Task to carry out: Could you transcribe every record below exactly as written, leaving out any pictures?
☆ ☆ ☆ ☆
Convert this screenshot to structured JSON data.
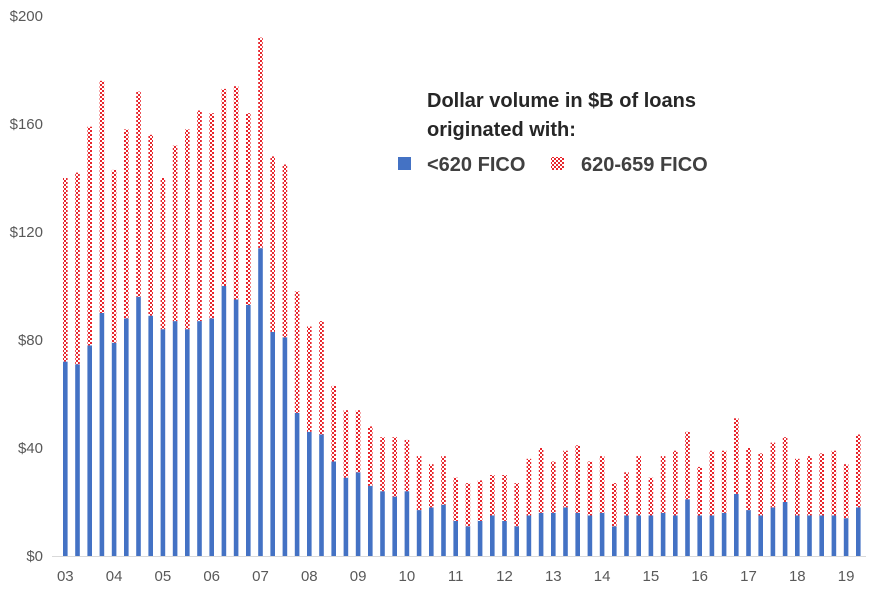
{
  "chart_data": {
    "type": "bar",
    "stacked": true,
    "title_lines": [
      "Dollar volume in $B of loans",
      "originated with:"
    ],
    "legend_position": "top-right",
    "ylim": [
      0,
      200
    ],
    "y_ticks": [
      0,
      40,
      80,
      120,
      160,
      200
    ],
    "y_tick_labels": [
      "$0",
      "$40",
      "$80",
      "$120",
      "$160",
      "$200"
    ],
    "x_tick_labels": [
      "03",
      "04",
      "05",
      "06",
      "07",
      "08",
      "09",
      "10",
      "11",
      "12",
      "13",
      "14",
      "15",
      "16",
      "17",
      "18",
      "19"
    ],
    "grid": false,
    "series": [
      {
        "name": "<620 FICO",
        "color": "#4472C4",
        "pattern": "solid",
        "values": [
          72,
          71,
          78,
          90,
          79,
          88,
          96,
          89,
          84,
          87,
          84,
          87,
          88,
          100,
          95,
          93,
          114,
          83,
          81,
          53,
          46,
          45,
          35,
          29,
          31,
          26,
          24,
          22,
          24,
          17,
          18,
          19,
          13,
          11,
          13,
          15,
          13,
          11,
          15,
          16,
          16,
          18,
          16,
          15,
          16,
          11,
          15,
          15,
          15,
          16,
          15,
          21,
          15,
          15,
          16,
          23,
          17,
          15,
          18,
          20,
          15,
          15,
          15,
          15,
          14,
          18
        ]
      },
      {
        "name": "620-659 FICO",
        "color": "#E8262D",
        "pattern": "crosshatch",
        "values": [
          68,
          71,
          81,
          86,
          64,
          70,
          76,
          67,
          56,
          65,
          74,
          78,
          76,
          73,
          79,
          71,
          78,
          65,
          64,
          45,
          39,
          42,
          28,
          25,
          23,
          22,
          20,
          22,
          19,
          20,
          16,
          18,
          16,
          16,
          15,
          15,
          17,
          16,
          21,
          24,
          19,
          21,
          25,
          20,
          21,
          16,
          16,
          22,
          14,
          21,
          24,
          25,
          18,
          24,
          23,
          28,
          23,
          23,
          24,
          24,
          21,
          22,
          23,
          24,
          20,
          27
        ]
      }
    ]
  }
}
☆ ☆ ☆ ☆
Response to the task:
Convert this screenshot to structured JSON data.
{
  "chart_data": {
    "type": "bar",
    "stacked": true,
    "title_lines": [
      "Dollar volume in $B of loans",
      "originated with:"
    ],
    "legend_position": "top-right",
    "ylim": [
      0,
      200
    ],
    "y_ticks": [
      0,
      40,
      80,
      120,
      160,
      200
    ],
    "y_tick_labels": [
      "$0",
      "$40",
      "$80",
      "$120",
      "$160",
      "$200"
    ],
    "x_tick_labels": [
      "03",
      "04",
      "05",
      "06",
      "07",
      "08",
      "09",
      "10",
      "11",
      "12",
      "13",
      "14",
      "15",
      "16",
      "17",
      "18",
      "19"
    ],
    "grid": false,
    "series": [
      {
        "name": "<620 FICO",
        "color": "#4472C4",
        "pattern": "solid",
        "values": [
          72,
          71,
          78,
          90,
          79,
          88,
          96,
          89,
          84,
          87,
          84,
          87,
          88,
          100,
          95,
          93,
          114,
          83,
          81,
          53,
          46,
          45,
          35,
          29,
          31,
          26,
          24,
          22,
          24,
          17,
          18,
          19,
          13,
          11,
          13,
          15,
          13,
          11,
          15,
          16,
          16,
          18,
          16,
          15,
          16,
          11,
          15,
          15,
          15,
          16,
          15,
          21,
          15,
          15,
          16,
          23,
          17,
          15,
          18,
          20,
          15,
          15,
          15,
          15,
          14,
          18
        ]
      },
      {
        "name": "620-659 FICO",
        "color": "#E8262D",
        "pattern": "crosshatch",
        "values": [
          68,
          71,
          81,
          86,
          64,
          70,
          76,
          67,
          56,
          65,
          74,
          78,
          76,
          73,
          79,
          71,
          78,
          65,
          64,
          45,
          39,
          42,
          28,
          25,
          23,
          22,
          20,
          22,
          19,
          20,
          16,
          18,
          16,
          16,
          15,
          15,
          17,
          16,
          21,
          24,
          19,
          21,
          25,
          20,
          21,
          16,
          16,
          22,
          14,
          21,
          24,
          25,
          18,
          24,
          23,
          28,
          23,
          23,
          24,
          24,
          21,
          22,
          23,
          24,
          20,
          27
        ]
      }
    ]
  }
}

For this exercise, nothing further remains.